-- START OF Records to use --

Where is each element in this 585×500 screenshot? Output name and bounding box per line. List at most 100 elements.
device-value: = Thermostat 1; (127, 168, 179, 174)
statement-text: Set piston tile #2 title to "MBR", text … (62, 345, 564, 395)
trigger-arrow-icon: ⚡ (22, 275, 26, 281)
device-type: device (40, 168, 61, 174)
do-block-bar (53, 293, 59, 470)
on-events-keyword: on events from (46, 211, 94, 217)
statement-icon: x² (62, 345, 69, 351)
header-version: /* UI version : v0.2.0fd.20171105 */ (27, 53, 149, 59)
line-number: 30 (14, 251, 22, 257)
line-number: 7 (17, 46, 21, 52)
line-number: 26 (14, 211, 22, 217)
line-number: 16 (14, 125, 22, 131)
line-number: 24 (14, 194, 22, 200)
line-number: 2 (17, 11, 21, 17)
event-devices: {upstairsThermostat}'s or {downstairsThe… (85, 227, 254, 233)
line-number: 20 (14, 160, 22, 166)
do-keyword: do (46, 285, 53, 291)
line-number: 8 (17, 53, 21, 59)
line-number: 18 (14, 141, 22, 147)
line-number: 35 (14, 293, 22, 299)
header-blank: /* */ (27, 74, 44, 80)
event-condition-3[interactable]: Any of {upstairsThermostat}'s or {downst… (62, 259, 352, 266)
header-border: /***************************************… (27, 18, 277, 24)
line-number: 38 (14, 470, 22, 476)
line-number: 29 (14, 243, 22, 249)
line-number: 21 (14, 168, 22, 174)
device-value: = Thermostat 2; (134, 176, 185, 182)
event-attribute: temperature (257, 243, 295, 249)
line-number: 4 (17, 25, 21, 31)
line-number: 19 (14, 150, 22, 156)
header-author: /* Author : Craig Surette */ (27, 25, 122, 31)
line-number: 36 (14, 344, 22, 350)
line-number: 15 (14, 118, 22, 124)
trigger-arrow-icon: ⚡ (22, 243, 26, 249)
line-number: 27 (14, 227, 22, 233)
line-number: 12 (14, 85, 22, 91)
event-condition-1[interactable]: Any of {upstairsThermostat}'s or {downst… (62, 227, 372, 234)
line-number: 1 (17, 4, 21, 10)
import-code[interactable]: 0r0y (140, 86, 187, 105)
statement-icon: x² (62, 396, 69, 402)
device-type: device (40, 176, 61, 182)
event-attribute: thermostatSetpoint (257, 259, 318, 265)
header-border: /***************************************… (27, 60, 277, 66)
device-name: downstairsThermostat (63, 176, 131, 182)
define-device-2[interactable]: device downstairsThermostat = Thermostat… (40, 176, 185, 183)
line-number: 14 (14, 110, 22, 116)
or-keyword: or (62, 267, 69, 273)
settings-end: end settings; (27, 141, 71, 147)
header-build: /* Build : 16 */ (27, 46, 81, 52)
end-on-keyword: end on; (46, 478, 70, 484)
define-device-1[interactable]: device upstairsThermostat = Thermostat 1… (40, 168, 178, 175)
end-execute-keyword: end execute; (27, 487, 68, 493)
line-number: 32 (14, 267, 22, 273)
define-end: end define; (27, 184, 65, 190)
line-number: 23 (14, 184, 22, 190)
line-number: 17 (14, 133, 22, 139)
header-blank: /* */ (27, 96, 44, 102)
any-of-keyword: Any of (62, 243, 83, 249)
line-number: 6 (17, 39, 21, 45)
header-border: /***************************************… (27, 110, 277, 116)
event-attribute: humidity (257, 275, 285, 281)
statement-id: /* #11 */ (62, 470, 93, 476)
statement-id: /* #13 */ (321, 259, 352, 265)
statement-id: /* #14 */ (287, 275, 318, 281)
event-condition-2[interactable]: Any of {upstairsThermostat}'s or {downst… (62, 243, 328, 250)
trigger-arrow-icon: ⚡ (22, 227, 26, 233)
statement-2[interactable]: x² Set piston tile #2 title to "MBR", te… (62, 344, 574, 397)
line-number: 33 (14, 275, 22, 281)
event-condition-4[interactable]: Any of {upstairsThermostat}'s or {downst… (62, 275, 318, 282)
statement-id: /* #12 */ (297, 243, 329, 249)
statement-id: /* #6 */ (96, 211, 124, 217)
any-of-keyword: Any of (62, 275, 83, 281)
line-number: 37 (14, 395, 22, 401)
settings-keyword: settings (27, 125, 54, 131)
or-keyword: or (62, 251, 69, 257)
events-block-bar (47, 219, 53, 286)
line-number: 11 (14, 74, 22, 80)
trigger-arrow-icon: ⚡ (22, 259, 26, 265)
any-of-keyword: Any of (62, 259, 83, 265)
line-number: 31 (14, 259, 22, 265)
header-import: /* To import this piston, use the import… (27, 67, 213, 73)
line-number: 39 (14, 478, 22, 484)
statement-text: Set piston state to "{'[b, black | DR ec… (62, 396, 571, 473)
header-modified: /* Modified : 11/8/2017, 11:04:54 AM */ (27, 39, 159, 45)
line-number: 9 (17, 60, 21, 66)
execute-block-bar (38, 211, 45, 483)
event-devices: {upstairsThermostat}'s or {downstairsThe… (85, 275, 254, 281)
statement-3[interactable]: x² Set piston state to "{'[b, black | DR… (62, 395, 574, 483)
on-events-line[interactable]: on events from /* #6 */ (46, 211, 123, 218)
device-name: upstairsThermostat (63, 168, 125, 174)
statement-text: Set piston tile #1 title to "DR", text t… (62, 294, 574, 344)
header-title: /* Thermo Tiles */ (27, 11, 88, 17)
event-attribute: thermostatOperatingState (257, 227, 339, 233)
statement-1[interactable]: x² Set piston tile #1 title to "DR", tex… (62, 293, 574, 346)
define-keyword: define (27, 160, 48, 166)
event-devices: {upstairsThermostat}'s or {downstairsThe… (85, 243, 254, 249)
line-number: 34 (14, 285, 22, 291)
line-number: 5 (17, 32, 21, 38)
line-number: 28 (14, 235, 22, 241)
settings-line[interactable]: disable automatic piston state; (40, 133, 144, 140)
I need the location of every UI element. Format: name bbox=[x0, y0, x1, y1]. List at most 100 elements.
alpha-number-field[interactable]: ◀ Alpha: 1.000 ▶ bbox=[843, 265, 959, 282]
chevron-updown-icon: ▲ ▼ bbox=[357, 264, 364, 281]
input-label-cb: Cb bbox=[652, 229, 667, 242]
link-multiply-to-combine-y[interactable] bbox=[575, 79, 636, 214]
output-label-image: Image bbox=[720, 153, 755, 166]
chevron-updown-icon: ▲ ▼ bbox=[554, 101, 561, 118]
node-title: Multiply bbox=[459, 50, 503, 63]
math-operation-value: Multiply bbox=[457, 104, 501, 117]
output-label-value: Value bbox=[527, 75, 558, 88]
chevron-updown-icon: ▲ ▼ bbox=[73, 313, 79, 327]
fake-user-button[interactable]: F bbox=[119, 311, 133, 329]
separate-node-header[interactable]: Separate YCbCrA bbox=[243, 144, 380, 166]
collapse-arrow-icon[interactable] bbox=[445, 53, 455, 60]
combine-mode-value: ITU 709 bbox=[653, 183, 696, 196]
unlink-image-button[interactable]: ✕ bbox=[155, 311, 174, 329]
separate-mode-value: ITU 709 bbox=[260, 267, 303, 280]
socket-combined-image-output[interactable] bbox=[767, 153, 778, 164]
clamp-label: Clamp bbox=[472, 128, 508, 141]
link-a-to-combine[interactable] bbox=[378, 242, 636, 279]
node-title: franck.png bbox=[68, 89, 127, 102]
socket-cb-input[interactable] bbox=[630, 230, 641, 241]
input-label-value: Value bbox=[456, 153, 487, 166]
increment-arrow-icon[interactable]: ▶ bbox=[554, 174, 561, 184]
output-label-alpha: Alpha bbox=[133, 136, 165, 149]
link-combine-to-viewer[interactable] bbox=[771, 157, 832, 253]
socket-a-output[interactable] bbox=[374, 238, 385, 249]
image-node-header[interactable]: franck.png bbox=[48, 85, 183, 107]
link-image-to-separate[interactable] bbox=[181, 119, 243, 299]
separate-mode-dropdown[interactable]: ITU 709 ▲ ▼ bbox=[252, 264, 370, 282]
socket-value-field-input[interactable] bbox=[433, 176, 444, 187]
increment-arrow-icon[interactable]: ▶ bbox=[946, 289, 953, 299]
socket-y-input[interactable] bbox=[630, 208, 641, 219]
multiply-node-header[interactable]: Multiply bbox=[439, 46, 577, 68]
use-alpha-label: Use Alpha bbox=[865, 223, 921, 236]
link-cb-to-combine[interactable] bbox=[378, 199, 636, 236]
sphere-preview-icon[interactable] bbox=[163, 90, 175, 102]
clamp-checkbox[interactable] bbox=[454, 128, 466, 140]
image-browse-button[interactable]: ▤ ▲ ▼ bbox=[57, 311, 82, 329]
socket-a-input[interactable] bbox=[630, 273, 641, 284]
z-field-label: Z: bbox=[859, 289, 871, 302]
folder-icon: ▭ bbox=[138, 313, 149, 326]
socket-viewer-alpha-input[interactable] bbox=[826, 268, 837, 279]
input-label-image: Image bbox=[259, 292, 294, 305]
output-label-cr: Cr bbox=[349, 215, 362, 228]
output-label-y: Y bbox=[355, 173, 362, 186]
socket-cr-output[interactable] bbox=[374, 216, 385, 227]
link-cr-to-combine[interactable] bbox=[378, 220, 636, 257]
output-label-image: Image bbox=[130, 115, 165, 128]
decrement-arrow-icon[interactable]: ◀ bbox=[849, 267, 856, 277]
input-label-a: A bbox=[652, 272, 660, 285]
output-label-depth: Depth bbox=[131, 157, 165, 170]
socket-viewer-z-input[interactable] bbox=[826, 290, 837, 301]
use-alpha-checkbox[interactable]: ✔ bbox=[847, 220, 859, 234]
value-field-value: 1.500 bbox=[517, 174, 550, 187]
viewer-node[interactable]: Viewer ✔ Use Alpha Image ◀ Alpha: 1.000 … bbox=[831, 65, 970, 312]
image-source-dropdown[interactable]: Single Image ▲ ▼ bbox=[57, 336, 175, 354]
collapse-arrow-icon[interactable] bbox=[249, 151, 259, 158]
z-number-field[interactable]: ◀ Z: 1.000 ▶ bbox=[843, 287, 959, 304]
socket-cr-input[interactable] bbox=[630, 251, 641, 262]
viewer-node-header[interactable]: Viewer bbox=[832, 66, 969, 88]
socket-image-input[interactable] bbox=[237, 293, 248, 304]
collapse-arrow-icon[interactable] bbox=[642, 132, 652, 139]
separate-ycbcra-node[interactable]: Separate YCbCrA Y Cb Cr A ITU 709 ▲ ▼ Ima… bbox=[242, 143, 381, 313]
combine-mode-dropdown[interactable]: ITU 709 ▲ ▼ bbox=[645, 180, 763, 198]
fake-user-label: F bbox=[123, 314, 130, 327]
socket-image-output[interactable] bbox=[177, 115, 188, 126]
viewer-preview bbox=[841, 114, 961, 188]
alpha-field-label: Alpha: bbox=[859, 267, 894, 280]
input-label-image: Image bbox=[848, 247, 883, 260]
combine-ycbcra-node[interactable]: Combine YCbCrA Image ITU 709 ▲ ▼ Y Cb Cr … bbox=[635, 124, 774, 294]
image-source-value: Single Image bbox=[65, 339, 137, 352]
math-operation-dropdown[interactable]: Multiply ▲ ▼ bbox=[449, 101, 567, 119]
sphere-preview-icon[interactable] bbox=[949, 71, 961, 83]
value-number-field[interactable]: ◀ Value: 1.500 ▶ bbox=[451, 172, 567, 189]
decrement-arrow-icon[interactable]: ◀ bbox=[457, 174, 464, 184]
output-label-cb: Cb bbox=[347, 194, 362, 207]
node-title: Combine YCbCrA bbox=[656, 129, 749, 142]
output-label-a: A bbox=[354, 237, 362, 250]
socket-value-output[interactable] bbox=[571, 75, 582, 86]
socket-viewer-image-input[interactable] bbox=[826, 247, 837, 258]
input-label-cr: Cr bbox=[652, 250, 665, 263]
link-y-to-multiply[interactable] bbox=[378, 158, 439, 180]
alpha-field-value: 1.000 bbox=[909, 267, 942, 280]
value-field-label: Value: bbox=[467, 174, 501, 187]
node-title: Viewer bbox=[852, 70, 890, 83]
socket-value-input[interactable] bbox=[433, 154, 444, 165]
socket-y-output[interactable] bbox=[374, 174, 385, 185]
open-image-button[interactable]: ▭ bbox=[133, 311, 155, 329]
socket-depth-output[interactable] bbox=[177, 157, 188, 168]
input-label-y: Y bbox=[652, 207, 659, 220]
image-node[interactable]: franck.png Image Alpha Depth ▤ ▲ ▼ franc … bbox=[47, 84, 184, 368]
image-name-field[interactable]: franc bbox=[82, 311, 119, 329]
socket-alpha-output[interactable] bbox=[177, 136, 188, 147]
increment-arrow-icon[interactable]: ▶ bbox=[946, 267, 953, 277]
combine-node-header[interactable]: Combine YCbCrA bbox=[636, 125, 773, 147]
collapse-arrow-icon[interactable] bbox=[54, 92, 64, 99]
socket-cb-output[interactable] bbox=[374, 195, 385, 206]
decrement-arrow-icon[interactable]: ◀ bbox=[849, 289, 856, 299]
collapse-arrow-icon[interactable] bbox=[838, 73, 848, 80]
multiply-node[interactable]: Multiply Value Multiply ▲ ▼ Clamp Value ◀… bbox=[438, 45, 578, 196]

-- END OF Records to use --

◆ **Task statement**
Report how many lines of the records contain the string "this", with case counting. Give only the number.

◆ **Reply to the exercise**
2